# TEXT PROVIDED
Innovation and New Thinking

I have recently been exploring new databases on the hunt for new and innovative ideas that creative agencies and brands have developed. These include D&AD, Cannelisons and Adweek just to name a few. Below are four campaigns and events that brands have produced that I really feel are successful at engaging the target audience and having an impact in some way.

SickKids VS – Undeniable

The campaign is centred on patients, families, doctors, nurses and other hospital staff who all prepare themselves for battle—as medieval soldiers, pro wrestlers taking baseball bats to dialysis machines, and comic book superheroes. It shows the power of imagination as a vehicle for hope and has a completely new tone to similar charity creations.

The agency behind this campaign is Cossette and the client was SickKids Foundation. Donations to The Hospital for Sick Children were plateauing and in need of funds. What I really liked about this advert was that, unlike other charities seeking donations, they focused on the fierce fighting spirit of their patients and the unrelenting drive of the doctors and nurses. This, to me, had a much larger impact than the usual sad, tear-inducing approach that in some ways treats sickness as a weakness. The campaign shows the strength and toughness, rather than tears which is why I feel it was so successful and won many awards. The whole thing reminded me that we all have inner strength and determination that we can draw on to conquer our greatest challenges.

BrainBAND, Samsung Australia

BrainBAND has already won several awards such as the B&AD Innovative Use of Berta Technology 2017 award. This is Samsung’s attempt to make contact sports around the world safer by shining a light on the dangers of concussion. The BrainBAND is a specially designed headband, a piece of wearable technology, that houses built in sensors at the back of the head to measure the g-force of an impact and rely the data to medics, coaches and referees, in real-time.

It features warning lights which when red shows, a player should be taken off immediately. I feel that this is effective because it spreads awareness of the dangers of high impact activities and demonstrates that caution should always be taken, no matter how skilled the individual is. I feel that this technology could really help to reduce potential long-term injuries from repeated impacts. All data is logged so that, over time, players have a complete picture of the forces their brain has been put under. This could be applied to other sectors, such as beauty by measuring the impact of a skin-care product on the skin and whether the product is suited to an individual.

Sleep No More

Sleep No More tells Shakespeare’s classic tragedy Macbeth through a darkly cinematic lens, offering an audience an experience unlike anything else on the New York scene. Audiences move freely through the story of Macbeth, creating their own journeys through a film noir world.

Immersive experience are becoming more and more mainstream and many brands are beginning to integrate this idea to make their campaigns and spaces more of an event that is interactive. I feel that the key idea behind Sleep No More is the fact that individuals are being pushed outside of their own ‘normal’. Experiencing what other face each day and looking at the play from a completely new angle. I feel that this is successful as it is an authentic experience that pushes for a completely new understanding of the work.

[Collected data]
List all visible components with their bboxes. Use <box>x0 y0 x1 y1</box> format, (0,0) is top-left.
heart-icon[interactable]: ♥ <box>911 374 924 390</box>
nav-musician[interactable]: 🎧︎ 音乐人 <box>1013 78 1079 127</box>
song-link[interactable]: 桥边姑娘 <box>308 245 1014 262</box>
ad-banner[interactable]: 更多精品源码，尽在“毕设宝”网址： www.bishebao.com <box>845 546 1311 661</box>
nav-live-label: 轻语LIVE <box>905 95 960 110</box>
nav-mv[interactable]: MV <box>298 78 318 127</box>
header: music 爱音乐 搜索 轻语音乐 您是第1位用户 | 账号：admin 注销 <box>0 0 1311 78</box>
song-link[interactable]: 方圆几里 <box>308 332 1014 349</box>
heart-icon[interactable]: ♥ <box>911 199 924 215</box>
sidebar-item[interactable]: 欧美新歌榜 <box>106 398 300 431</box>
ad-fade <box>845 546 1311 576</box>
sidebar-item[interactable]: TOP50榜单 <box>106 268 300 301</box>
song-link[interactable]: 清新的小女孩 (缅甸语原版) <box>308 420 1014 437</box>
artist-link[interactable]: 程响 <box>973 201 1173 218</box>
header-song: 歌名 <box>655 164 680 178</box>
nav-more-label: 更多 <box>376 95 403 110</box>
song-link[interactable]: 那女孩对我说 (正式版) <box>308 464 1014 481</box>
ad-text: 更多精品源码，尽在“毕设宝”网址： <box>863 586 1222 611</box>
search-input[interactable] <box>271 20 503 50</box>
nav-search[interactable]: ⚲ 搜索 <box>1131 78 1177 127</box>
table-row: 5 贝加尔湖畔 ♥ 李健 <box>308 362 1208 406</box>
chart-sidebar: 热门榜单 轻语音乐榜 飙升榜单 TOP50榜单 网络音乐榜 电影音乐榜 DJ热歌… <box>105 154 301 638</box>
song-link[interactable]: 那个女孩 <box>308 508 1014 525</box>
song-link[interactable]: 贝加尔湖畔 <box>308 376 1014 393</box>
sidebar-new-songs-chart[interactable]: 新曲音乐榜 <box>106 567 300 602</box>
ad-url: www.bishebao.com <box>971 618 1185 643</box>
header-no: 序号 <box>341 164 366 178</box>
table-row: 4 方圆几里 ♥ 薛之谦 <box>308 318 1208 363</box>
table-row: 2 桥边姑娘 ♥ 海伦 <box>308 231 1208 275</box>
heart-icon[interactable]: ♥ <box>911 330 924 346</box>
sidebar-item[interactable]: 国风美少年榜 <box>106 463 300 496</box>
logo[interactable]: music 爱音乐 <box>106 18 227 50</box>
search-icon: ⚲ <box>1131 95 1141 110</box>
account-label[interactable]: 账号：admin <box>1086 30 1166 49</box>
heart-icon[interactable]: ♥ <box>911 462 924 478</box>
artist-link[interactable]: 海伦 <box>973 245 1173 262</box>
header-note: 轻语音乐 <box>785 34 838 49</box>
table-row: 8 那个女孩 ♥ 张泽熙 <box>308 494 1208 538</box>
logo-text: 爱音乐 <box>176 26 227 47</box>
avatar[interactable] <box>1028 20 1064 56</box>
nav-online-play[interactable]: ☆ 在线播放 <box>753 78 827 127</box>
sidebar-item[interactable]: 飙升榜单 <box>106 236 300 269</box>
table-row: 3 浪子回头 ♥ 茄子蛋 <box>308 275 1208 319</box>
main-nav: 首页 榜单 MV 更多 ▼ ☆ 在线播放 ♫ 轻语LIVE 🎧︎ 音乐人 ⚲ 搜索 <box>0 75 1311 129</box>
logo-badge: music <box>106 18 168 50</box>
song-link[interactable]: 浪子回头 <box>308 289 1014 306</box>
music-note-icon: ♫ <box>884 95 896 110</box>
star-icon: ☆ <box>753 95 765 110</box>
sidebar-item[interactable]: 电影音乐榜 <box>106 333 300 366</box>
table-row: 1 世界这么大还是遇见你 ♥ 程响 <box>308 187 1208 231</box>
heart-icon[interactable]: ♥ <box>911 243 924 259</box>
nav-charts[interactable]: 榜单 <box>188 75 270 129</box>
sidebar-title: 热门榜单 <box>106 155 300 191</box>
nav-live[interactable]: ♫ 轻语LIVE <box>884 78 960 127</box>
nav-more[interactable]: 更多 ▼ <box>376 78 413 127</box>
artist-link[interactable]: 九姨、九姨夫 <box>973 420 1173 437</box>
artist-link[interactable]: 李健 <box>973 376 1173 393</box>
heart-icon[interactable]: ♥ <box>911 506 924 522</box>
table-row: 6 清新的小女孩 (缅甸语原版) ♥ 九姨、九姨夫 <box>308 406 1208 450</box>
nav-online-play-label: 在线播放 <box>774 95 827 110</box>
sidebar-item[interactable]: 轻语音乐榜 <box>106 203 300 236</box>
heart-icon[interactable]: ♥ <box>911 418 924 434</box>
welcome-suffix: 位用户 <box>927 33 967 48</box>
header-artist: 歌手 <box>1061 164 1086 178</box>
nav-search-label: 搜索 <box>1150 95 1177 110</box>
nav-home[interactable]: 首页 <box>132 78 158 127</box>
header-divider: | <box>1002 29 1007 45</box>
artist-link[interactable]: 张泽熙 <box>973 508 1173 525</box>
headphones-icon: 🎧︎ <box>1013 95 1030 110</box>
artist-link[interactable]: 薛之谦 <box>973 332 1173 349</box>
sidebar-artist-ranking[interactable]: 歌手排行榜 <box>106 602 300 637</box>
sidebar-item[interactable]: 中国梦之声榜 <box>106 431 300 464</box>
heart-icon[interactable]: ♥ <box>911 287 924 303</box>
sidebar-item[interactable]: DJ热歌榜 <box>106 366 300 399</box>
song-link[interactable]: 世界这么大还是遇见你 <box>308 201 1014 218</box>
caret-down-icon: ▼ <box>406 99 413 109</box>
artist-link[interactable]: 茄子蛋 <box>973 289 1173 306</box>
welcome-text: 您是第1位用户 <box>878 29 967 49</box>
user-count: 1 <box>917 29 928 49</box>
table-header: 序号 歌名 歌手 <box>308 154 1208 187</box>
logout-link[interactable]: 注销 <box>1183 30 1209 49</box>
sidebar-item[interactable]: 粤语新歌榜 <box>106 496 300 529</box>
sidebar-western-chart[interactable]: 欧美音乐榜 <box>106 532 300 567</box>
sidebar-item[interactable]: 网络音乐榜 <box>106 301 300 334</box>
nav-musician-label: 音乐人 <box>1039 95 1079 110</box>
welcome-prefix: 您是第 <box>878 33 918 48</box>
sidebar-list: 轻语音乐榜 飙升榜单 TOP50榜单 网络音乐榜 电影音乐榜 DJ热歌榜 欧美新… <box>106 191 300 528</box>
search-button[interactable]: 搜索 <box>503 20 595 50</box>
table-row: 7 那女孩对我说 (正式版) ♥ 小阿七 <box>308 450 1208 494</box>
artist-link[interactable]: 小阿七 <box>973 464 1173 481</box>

# EXERCISE PROMPT
In the Innovation and New Thinking text, do these statements agree with it? (a) Cossette was the agency behind the SickKids campaign. (b) The BrainBAND's sensors sit at the front of the head. (c) Sleep No More retells Shakespeare's Hamlet. Answer yes or no for each, quoting the deciding words. Draw only on the text, not on the data.

# RESPONSE
(a) Yes: "The agency behind this campaign is Cossette"
(b) No: "houses built in sensors at the back of the head"
(c) No: "tells Shakespeare’s classic tragedy Macbeth"